For each line that holds "market", copy the line out.

Rows from a dataset
>>>>

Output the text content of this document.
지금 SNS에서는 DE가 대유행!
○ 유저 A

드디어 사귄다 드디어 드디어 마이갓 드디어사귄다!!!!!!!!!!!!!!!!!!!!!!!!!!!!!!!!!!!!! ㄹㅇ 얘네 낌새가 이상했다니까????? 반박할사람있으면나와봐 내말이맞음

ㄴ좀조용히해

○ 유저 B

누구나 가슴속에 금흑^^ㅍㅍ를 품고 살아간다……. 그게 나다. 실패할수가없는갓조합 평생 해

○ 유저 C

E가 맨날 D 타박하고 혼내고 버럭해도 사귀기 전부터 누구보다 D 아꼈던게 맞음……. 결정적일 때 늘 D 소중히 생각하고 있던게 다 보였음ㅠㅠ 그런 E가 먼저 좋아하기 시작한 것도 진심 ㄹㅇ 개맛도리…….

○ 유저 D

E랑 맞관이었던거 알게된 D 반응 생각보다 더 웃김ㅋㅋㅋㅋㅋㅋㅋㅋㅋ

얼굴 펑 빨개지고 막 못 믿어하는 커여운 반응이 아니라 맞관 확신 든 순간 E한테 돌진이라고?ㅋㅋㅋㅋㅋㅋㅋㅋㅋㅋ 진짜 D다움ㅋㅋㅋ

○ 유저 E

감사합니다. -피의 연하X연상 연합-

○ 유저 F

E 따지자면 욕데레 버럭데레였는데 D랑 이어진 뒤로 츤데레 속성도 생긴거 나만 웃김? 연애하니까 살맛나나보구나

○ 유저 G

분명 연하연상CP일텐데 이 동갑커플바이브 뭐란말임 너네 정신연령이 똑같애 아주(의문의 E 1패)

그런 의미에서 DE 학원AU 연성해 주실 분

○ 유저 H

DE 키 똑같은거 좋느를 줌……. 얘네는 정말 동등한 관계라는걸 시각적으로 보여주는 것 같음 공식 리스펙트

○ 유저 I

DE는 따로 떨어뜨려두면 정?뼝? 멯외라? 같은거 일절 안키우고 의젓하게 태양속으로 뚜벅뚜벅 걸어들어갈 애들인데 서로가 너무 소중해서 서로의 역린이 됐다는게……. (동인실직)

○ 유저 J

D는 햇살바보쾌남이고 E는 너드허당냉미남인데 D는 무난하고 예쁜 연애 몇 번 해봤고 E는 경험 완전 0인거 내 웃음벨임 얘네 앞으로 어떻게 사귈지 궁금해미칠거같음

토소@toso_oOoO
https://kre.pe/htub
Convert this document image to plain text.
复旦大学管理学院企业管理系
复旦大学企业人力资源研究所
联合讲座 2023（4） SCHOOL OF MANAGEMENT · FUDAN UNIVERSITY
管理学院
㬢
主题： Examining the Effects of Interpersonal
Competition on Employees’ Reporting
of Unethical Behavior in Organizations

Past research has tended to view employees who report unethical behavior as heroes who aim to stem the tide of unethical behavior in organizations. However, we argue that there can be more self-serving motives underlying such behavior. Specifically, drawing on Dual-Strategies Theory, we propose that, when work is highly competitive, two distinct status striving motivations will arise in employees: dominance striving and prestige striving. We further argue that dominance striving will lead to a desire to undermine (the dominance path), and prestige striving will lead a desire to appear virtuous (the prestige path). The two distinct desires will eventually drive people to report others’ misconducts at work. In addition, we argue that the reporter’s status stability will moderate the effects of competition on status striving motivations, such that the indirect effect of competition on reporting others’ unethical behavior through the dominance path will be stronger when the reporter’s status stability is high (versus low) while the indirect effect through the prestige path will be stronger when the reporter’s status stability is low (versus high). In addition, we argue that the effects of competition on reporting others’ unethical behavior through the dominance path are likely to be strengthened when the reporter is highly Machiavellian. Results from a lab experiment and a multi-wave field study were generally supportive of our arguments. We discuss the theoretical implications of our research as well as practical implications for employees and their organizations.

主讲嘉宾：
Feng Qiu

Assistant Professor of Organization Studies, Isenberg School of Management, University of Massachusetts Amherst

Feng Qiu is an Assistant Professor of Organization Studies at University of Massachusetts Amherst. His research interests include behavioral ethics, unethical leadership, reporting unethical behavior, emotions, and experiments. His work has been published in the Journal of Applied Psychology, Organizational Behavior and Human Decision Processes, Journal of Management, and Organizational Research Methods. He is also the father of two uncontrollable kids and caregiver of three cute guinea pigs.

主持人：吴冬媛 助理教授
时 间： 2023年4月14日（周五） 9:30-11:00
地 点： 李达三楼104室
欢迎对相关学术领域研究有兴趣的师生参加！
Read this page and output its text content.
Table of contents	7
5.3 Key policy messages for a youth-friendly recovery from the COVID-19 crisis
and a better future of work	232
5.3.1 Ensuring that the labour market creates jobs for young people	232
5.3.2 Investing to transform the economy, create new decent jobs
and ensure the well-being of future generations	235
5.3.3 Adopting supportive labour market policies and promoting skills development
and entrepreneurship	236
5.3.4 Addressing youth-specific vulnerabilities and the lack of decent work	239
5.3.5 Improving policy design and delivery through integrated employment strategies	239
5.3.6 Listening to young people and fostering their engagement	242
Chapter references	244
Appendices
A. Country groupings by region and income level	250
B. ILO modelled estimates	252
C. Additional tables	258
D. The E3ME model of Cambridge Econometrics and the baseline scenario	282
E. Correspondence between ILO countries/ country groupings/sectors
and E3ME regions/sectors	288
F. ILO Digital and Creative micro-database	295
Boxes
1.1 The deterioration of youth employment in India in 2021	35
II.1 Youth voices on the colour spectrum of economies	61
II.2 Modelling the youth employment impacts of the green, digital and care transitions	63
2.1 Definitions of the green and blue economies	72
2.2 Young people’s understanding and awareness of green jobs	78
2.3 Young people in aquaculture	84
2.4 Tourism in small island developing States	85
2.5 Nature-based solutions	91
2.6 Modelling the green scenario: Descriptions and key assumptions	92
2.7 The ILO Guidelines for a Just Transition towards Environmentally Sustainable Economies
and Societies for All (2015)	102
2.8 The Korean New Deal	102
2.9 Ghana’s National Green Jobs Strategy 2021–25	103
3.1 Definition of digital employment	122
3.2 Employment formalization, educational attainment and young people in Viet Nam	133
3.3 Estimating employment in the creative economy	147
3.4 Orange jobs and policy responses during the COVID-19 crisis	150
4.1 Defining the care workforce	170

<<<<

_Response to this task_
5.3.1 Ensuring that the labour market creates jobs for young people	232
5.3.3 Adopting supportive labour market policies and promoting skills development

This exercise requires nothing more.